>> start Given records

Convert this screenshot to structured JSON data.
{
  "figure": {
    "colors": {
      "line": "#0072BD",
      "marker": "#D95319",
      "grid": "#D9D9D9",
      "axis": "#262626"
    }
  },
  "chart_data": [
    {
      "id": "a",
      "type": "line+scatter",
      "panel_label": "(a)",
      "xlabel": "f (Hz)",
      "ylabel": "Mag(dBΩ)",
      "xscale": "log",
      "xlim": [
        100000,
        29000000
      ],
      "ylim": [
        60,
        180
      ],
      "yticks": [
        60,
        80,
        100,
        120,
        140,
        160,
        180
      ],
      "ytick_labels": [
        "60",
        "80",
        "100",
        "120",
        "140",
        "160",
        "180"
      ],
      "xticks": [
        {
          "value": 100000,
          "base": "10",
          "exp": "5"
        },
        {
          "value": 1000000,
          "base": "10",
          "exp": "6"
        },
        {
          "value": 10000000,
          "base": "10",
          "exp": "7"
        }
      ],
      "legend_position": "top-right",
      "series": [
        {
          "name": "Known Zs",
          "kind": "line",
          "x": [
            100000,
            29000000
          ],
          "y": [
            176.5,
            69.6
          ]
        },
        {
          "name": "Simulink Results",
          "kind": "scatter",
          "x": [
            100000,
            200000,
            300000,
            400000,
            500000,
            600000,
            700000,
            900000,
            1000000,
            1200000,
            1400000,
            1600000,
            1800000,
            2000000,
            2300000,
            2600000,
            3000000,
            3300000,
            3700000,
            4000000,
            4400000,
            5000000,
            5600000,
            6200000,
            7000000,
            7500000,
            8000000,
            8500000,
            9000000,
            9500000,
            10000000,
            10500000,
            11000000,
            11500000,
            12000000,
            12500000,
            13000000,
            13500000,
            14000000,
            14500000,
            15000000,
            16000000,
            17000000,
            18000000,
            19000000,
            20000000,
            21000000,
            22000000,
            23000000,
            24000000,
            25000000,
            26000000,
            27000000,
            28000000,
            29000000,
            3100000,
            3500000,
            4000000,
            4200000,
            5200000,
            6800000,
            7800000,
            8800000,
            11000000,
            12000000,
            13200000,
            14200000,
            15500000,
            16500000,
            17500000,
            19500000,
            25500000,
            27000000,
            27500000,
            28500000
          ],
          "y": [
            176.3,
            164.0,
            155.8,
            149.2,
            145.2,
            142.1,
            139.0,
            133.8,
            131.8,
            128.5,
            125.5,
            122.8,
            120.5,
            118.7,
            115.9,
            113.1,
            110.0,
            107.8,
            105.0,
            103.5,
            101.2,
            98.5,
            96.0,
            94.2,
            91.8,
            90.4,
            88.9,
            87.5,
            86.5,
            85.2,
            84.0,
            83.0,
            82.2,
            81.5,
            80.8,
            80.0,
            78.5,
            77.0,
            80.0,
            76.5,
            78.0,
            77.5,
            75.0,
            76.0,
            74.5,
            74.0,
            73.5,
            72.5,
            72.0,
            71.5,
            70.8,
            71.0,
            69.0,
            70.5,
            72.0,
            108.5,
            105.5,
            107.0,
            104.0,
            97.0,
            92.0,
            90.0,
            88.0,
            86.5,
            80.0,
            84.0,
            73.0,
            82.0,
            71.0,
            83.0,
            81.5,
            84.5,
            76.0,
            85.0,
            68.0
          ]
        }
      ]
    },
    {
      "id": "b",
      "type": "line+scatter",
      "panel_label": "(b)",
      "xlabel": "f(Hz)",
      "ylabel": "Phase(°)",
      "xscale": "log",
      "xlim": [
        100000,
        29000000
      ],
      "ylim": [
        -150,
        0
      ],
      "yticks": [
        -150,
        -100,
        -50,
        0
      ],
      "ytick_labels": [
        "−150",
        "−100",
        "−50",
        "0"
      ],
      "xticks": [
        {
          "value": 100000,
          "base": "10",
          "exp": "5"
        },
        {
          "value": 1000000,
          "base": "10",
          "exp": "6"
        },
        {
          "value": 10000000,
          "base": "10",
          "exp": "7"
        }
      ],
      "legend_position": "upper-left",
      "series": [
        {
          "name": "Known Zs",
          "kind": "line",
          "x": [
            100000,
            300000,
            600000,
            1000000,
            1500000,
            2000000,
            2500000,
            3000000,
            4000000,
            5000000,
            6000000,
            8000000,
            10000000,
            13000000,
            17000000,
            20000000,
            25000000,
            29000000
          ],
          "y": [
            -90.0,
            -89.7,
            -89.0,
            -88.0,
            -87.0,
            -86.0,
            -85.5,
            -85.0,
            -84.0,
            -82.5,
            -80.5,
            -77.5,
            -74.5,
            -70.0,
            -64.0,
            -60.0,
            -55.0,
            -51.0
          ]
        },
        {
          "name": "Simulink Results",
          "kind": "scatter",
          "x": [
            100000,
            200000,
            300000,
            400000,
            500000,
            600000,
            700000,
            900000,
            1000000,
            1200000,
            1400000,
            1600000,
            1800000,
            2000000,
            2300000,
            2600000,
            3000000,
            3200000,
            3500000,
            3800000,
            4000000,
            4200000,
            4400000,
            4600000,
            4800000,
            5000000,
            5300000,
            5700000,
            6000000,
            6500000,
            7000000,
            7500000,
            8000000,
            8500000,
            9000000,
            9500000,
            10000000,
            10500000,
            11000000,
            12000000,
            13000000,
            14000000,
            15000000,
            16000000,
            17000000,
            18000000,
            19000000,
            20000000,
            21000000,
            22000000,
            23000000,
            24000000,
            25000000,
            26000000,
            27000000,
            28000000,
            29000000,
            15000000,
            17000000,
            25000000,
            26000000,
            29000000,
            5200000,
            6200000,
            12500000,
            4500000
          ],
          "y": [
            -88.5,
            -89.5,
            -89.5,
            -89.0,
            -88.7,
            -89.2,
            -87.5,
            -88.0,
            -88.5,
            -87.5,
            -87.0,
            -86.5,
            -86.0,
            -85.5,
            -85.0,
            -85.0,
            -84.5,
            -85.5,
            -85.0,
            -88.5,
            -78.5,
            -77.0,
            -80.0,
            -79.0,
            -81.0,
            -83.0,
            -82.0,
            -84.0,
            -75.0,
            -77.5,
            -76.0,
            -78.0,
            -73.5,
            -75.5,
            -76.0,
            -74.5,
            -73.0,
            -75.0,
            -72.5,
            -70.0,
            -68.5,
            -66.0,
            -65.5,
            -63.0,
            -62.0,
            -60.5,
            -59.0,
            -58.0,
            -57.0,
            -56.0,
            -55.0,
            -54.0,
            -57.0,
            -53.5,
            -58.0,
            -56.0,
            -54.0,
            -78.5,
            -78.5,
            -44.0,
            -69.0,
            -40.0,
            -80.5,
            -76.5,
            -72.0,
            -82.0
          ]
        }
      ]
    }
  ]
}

>> end Given records

**Objective:** Please output the entries above, every line exactly as it reads.

**Task response:**
Convert this screenshot to structured JSON data.
{
  "figure": {
    "colors": {
      "line": "#0072BD",
      "marker": "#D95319",
      "grid": "#D9D9D9",
      "axis": "#262626"
    }
  },
  "chart_data": [
    {
      "id": "a",
      "type": "line+scatter",
      "panel_label": "(a)",
      "xlabel": "f (Hz)",
      "ylabel": "Mag(dBΩ)",
      "xscale": "log",
      "xlim": [
        100000,
        29000000
      ],
      "ylim": [
        60,
        180
      ],
      "yticks": [
        60,
        80,
        100,
        120,
        140,
        160,
        180
      ],
      "ytick_labels": [
        "60",
        "80",
        "100",
        "120",
        "140",
        "160",
        "180"
      ],
      "xticks": [
        {
          "value": 100000,
          "base": "10",
          "exp": "5"
        },
        {
          "value": 1000000,
          "base": "10",
          "exp": "6"
        },
        {
          "value": 10000000,
          "base": "10",
          "exp": "7"
        }
      ],
      "legend_position": "top-right",
      "series": [
        {
          "name": "Known Zs",
          "kind": "line",
          "x": [
            100000,
            29000000
          ],
          "y": [
            176.5,
            69.6
          ]
        },
        {
          "name": "Simulink Results",
          "kind": "scatter",
          "x": [
            100000,
            200000,
            300000,
            400000,
            500000,
            600000,
            700000,
            900000,
            1000000,
            1200000,
            1400000,
            1600000,
            1800000,
            2000000,
            2300000,
            2600000,
            3000000,
            3300000,
            3700000,
            4000000,
            4400000,
            5000000,
            5600000,
            6200000,
            7000000,
            7500000,
            8000000,
            8500000,
            9000000,
            9500000,
            10000000,
            10500000,
            11000000,
            11500000,
            12000000,
            12500000,
            13000000,
            13500000,
            14000000,
            14500000,
            15000000,
            16000000,
            17000000,
            18000000,
            19000000,
            20000000,
            21000000,
            22000000,
            23000000,
            24000000,
            25000000,
            26000000,
            27000000,
            28000000,
            29000000,
            3100000,
            3500000,
            4000000,
            4200000,
            5200000,
            6800000,
            7800000,
            8800000,
            11000000,
            12000000,
            13200000,
            14200000,
            15500000,
            16500000,
            17500000,
            19500000,
            25500000,
            27000000,
            27500000,
            28500000
          ],
          "y": [
            176.3,
            164.0,
            155.8,
            149.2,
            145.2,
            142.1,
            139.0,
            133.8,
            131.8,
            128.5,
            125.5,
            122.8,
            120.5,
            118.7,
            115.9,
            113.1,
            110.0,
            107.8,
            105.0,
            103.5,
            101.2,
            98.5,
            96.0,
            94.2,
            91.8,
            90.4,
            88.9,
            87.5,
            86.5,
            85.2,
            84.0,
            83.0,
            82.2,
            81.5,
            80.8,
            80.0,
            78.5,
            77.0,
            80.0,
            76.5,
            78.0,
            77.5,
            75.0,
            76.0,
            74.5,
            74.0,
            73.5,
            72.5,
            72.0,
            71.5,
            70.8,
            71.0,
            69.0,
            70.5,
            72.0,
            108.5,
            105.5,
            107.0,
            104.0,
            97.0,
            92.0,
            90.0,
            88.0,
            86.5,
            80.0,
            84.0,
            73.0,
            82.0,
            71.0,
            83.0,
            81.5,
            84.5,
            76.0,
            85.0,
            68.0
          ]
        }
      ]
    },
    {
      "id": "b",
      "type": "line+scatter",
      "panel_label": "(b)",
      "xlabel": "f(Hz)",
      "ylabel": "Phase(°)",
      "xscale": "log",
      "xlim": [
        100000,
        29000000
      ],
      "ylim": [
        -150,
        0
      ],
      "yticks": [
        -150,
        -100,
        -50,
        0
      ],
      "ytick_labels": [
        "−150",
        "−100",
        "−50",
        "0"
      ],
      "xticks": [
        {
          "value": 100000,
          "base": "10",
          "exp": "5"
        },
        {
          "value": 1000000,
          "base": "10",
          "exp": "6"
        },
        {
          "value": 10000000,
          "base": "10",
          "exp": "7"
        }
      ],
      "legend_position": "upper-left",
      "series": [
        {
          "name": "Known Zs",
          "kind": "line",
          "x": [
            100000,
            300000,
            600000,
            1000000,
            1500000,
            2000000,
            2500000,
            3000000,
            4000000,
            5000000,
            6000000,
            8000000,
            10000000,
            13000000,
            17000000,
            20000000,
            25000000,
            29000000
          ],
          "y": [
            -90.0,
            -89.7,
            -89.0,
            -88.0,
            -87.0,
            -86.0,
            -85.5,
            -85.0,
            -84.0,
            -82.5,
            -80.5,
            -77.5,
            -74.5,
            -70.0,
            -64.0,
            -60.0,
            -55.0,
            -51.0
          ]
        },
        {
          "name": "Simulink Results",
          "kind": "scatter",
          "x": [
            100000,
            200000,
            300000,
            400000,
            500000,
            600000,
            700000,
            900000,
            1000000,
            1200000,
            1400000,
            1600000,
            1800000,
            2000000,
            2300000,
            2600000,
            3000000,
            3200000,
            3500000,
            3800000,
            4000000,
            4200000,
            4400000,
            4600000,
            4800000,
            5000000,
            5300000,
            5700000,
            6000000,
            6500000,
            7000000,
            7500000,
            8000000,
            8500000,
            9000000,
            9500000,
            10000000,
            10500000,
            11000000,
            12000000,
            13000000,
            14000000,
            15000000,
            16000000,
            17000000,
            18000000,
            19000000,
            20000000,
            21000000,
            22000000,
            23000000,
            24000000,
            25000000,
            26000000,
            27000000,
            28000000,
            29000000,
            15000000,
            17000000,
            25000000,
            26000000,
            29000000,
            5200000,
            6200000,
            12500000,
            4500000
          ],
          "y": [
            -88.5,
            -89.5,
            -89.5,
            -89.0,
            -88.7,
            -89.2,
            -87.5,
            -88.0,
            -88.5,
            -87.5,
            -87.0,
            -86.5,
            -86.0,
            -85.5,
            -85.0,
            -85.0,
            -84.5,
            -85.5,
            -85.0,
            -88.5,
            -78.5,
            -77.0,
            -80.0,
            -79.0,
            -81.0,
            -83.0,
            -82.0,
            -84.0,
            -75.0,
            -77.5,
            -76.0,
            -78.0,
            -73.5,
            -75.5,
            -76.0,
            -74.5,
            -73.0,
            -75.0,
            -72.5,
            -70.0,
            -68.5,
            -66.0,
            -65.5,
            -63.0,
            -62.0,
            -60.5,
            -59.0,
            -58.0,
            -57.0,
            -56.0,
            -55.0,
            -54.0,
            -57.0,
            -53.5,
            -58.0,
            -56.0,
            -54.0,
            -78.5,
            -78.5,
            -44.0,
            -69.0,
            -40.0,
            -80.5,
            -76.5,
            -72.0,
            -82.0
          ]
        }
      ]
    }
  ]
}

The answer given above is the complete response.